| Provided records |
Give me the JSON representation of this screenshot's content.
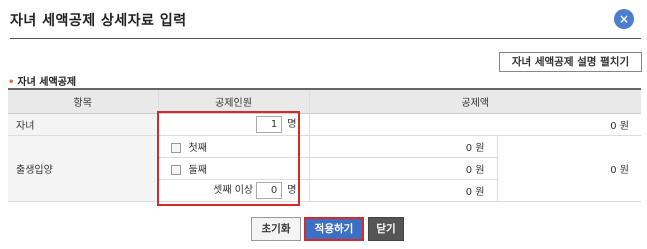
{
  "dialog": {
    "title": "자녀 세액공제 상세자료 입력",
    "close_glyph": "×",
    "explain_button": "자녀 세액공제 설명 펼치기"
  },
  "section": {
    "bullet": "•",
    "label": "자녀 세액공제"
  },
  "table": {
    "headers": [
      "항목",
      "공제인원",
      "공제액"
    ],
    "rows": {
      "children": {
        "label": "자녀",
        "count": "1",
        "unit": "명",
        "amount": "0 원"
      },
      "birth": {
        "label": "출생입양",
        "first_label": "첫째",
        "first_amount": "0 원",
        "second_label": "둘째",
        "second_amount": "0 원",
        "third_label": "셋째 이상",
        "third_count": "0",
        "third_unit": "명",
        "third_amount": "0 원",
        "total_amount": "0 원"
      }
    }
  },
  "buttons": {
    "reset": "초기화",
    "apply": "적용하기",
    "close": "닫기"
  },
  "colors": {
    "accent": "#3d70c2",
    "highlight": "#d42a2a",
    "close_circle": "#4a7fd0"
  }
}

| Problem to work on |
Using the records above, output their complete text exactly, minus any images.

| Final result |
Give me the JSON representation of this screenshot's content.
{
  "dialog": {
    "title": "자녀 세액공제 상세자료 입력",
    "close_glyph": "×",
    "explain_button": "자녀 세액공제 설명 펼치기"
  },
  "section": {
    "bullet": "•",
    "label": "자녀 세액공제"
  },
  "table": {
    "headers": [
      "항목",
      "공제인원",
      "공제액"
    ],
    "rows": {
      "children": {
        "label": "자녀",
        "count": "1",
        "unit": "명",
        "amount": "0 원"
      },
      "birth": {
        "label": "출생입양",
        "first_label": "첫째",
        "first_amount": "0 원",
        "second_label": "둘째",
        "second_amount": "0 원",
        "third_label": "셋째 이상",
        "third_count": "0",
        "third_unit": "명",
        "third_amount": "0 원",
        "total_amount": "0 원"
      }
    }
  },
  "buttons": {
    "reset": "초기화",
    "apply": "적용하기",
    "close": "닫기"
  },
  "colors": {
    "accent": "#3d70c2",
    "highlight": "#d42a2a",
    "close_circle": "#4a7fd0"
  }
}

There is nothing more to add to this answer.